# What you need to do:
Nothing is to be left out: repeat every entry exactly as given.

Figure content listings
▼
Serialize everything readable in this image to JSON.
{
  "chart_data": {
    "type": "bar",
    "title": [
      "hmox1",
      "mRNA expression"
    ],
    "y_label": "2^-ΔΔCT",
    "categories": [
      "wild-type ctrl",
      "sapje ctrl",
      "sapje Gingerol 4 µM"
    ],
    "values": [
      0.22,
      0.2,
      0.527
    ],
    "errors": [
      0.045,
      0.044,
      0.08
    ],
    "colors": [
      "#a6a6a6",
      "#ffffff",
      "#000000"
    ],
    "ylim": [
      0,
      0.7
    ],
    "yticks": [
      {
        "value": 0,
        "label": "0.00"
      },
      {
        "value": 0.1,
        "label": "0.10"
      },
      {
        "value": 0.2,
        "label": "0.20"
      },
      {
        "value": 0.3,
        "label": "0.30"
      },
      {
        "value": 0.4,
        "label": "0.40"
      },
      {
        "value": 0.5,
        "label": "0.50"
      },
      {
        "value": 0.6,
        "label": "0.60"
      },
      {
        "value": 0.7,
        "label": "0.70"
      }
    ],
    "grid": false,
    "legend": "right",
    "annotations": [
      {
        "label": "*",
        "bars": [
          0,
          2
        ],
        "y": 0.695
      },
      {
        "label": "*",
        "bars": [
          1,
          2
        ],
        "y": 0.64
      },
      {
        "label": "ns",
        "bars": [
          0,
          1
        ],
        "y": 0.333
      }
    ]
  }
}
▲
# Output of the task:
Serialize everything readable in this image to JSON.
{
  "chart_data": {
    "type": "bar",
    "title": [
      "hmox1",
      "mRNA expression"
    ],
    "y_label": "2^-ΔΔCT",
    "categories": [
      "wild-type ctrl",
      "sapje ctrl",
      "sapje Gingerol 4 µM"
    ],
    "values": [
      0.22,
      0.2,
      0.527
    ],
    "errors": [
      0.045,
      0.044,
      0.08
    ],
    "colors": [
      "#a6a6a6",
      "#ffffff",
      "#000000"
    ],
    "ylim": [
      0,
      0.7
    ],
    "yticks": [
      {
        "value": 0,
        "label": "0.00"
      },
      {
        "value": 0.1,
        "label": "0.10"
      },
      {
        "value": 0.2,
        "label": "0.20"
      },
      {
        "value": 0.3,
        "label": "0.30"
      },
      {
        "value": 0.4,
        "label": "0.40"
      },
      {
        "value": 0.5,
        "label": "0.50"
      },
      {
        "value": 0.6,
        "label": "0.60"
      },
      {
        "value": 0.7,
        "label": "0.70"
      }
    ],
    "grid": false,
    "legend": "right",
    "annotations": [
      {
        "label": "*",
        "bars": [
          0,
          2
        ],
        "y": 0.695
      },
      {
        "label": "*",
        "bars": [
          1,
          2
        ],
        "y": 0.64
      },
      {
        "label": "ns",
        "bars": [
          0,
          1
        ],
        "y": 0.333
      }
    ]
  }
}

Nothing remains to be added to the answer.